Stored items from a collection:

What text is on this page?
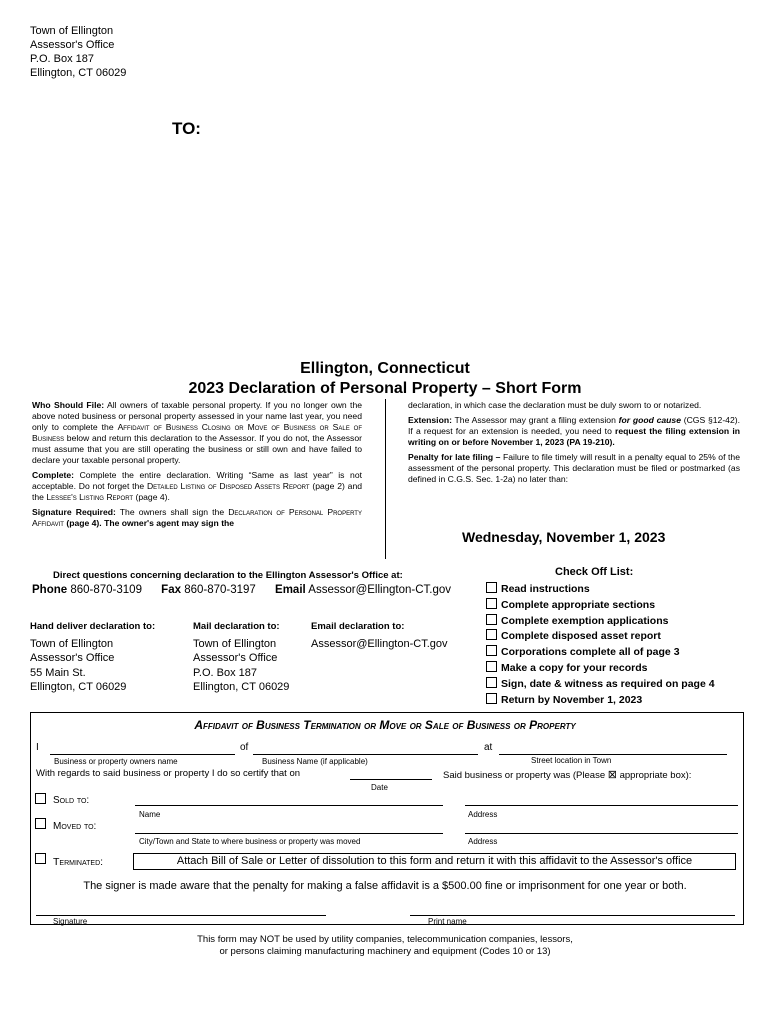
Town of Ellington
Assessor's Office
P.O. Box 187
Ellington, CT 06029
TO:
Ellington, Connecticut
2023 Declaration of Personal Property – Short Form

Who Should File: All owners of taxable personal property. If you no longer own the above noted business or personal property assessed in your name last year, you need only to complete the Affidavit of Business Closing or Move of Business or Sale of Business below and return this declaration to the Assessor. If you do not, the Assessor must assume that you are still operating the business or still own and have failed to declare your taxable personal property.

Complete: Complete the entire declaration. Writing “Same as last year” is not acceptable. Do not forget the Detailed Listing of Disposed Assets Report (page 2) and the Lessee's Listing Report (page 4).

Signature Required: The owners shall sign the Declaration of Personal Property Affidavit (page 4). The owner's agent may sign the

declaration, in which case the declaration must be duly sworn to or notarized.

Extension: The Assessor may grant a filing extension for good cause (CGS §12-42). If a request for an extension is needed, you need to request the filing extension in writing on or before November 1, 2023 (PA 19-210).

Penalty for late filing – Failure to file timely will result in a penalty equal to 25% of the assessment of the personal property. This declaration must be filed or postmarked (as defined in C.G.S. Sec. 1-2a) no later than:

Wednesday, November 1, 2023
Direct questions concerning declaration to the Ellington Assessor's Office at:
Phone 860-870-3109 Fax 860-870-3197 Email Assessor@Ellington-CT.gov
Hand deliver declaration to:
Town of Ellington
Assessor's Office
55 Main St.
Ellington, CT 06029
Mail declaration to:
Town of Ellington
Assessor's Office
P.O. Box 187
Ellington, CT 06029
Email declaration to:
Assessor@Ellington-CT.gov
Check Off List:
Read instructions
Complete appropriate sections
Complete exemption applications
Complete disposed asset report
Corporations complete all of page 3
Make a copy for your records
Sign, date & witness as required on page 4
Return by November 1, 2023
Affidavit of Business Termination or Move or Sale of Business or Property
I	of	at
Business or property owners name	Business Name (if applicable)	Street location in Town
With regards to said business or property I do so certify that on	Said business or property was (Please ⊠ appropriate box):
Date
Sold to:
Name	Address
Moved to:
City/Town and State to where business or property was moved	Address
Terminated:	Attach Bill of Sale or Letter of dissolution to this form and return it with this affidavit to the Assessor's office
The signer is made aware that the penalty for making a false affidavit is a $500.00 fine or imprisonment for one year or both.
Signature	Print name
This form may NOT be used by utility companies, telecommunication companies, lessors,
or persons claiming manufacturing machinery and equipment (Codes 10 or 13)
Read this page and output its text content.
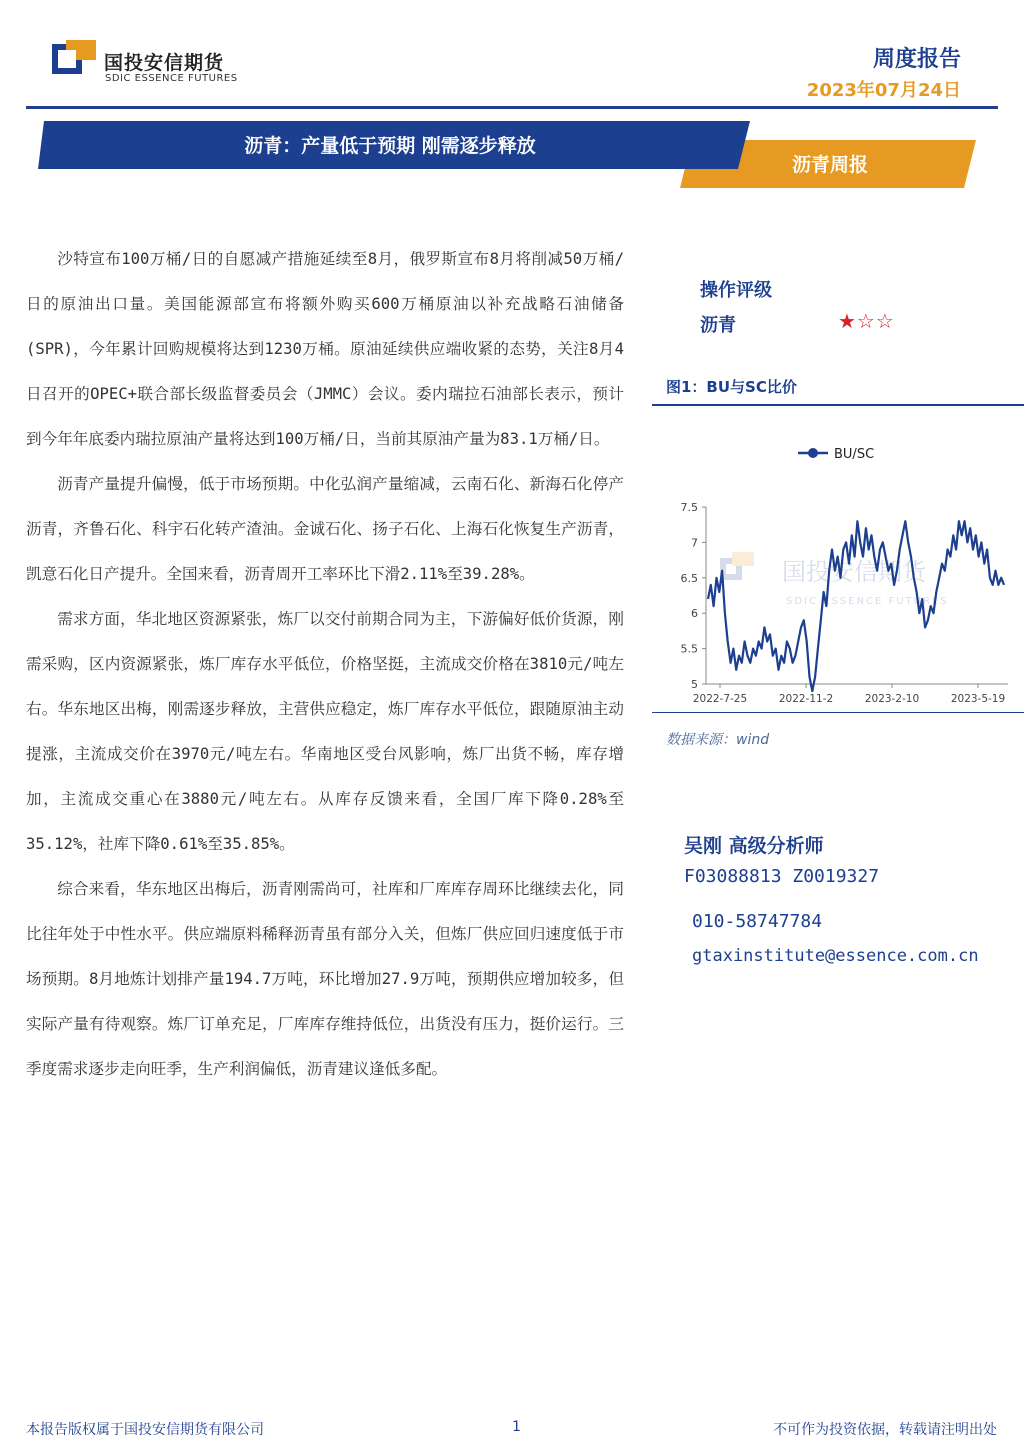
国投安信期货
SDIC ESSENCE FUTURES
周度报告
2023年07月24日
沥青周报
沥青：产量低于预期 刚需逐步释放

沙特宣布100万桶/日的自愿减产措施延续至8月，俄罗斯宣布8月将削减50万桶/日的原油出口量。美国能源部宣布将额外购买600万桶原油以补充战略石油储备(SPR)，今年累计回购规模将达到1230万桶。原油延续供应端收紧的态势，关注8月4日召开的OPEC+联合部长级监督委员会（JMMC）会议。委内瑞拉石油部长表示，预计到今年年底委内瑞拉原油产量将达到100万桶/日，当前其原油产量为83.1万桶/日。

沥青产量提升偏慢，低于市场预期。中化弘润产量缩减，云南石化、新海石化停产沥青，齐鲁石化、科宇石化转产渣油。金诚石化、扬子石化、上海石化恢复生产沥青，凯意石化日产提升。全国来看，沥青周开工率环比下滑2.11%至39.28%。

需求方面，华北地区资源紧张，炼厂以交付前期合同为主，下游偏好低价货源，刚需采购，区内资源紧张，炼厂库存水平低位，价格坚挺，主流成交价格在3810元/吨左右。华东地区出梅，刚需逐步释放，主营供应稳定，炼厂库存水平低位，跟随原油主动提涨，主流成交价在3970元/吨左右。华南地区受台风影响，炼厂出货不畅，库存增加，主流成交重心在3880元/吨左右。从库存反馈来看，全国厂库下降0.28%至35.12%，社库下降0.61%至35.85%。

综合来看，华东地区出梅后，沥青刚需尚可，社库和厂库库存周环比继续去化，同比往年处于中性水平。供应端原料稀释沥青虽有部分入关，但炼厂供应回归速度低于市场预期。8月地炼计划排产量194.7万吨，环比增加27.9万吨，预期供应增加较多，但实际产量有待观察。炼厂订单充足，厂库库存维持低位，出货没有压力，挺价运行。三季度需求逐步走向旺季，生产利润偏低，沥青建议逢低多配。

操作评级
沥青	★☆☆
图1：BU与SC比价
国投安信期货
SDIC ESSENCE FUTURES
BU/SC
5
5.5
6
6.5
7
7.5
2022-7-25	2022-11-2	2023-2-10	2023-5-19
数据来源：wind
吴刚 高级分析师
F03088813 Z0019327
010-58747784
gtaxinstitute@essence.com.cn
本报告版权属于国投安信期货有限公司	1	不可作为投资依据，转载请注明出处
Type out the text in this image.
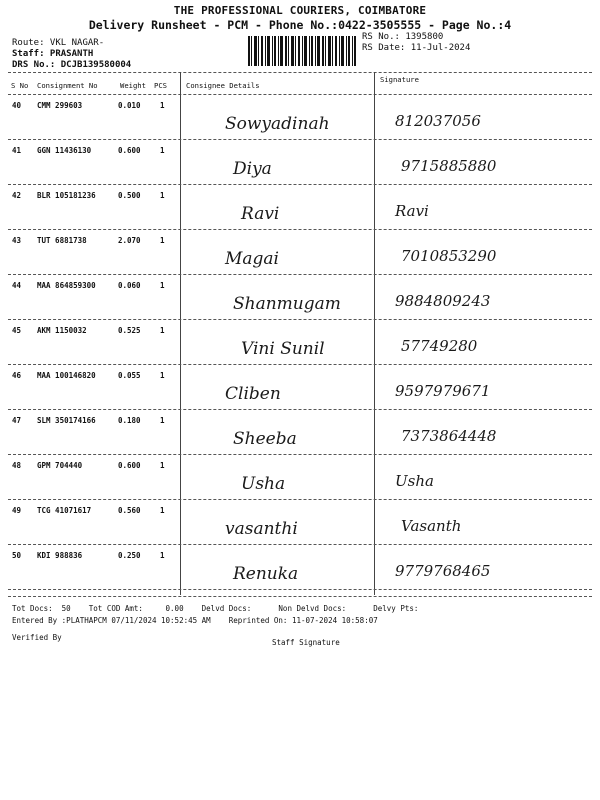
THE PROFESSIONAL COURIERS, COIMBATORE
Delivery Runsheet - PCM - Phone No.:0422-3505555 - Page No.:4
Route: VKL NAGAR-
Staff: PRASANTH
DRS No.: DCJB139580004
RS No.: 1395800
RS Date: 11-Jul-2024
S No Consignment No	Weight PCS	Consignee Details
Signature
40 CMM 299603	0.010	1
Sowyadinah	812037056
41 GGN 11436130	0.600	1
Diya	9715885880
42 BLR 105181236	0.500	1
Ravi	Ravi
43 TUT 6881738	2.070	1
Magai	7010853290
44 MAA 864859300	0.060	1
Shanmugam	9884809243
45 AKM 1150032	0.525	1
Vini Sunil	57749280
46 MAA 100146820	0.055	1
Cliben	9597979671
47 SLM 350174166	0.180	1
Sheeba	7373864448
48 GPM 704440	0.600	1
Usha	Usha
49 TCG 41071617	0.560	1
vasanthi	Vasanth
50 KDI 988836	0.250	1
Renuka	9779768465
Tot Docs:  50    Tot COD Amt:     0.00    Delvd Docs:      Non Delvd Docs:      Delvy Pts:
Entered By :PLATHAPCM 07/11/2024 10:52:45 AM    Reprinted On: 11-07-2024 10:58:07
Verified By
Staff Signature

* _What is required_:
Search the data above for lines holding "Signature" and copy each of them.

* _Task output_:
Signature Required: The owners shall sign the Declaration of Personal Property Affidavit (page 4). The owner's agent may sign the
Signature	Print name
Signature
Staff Signature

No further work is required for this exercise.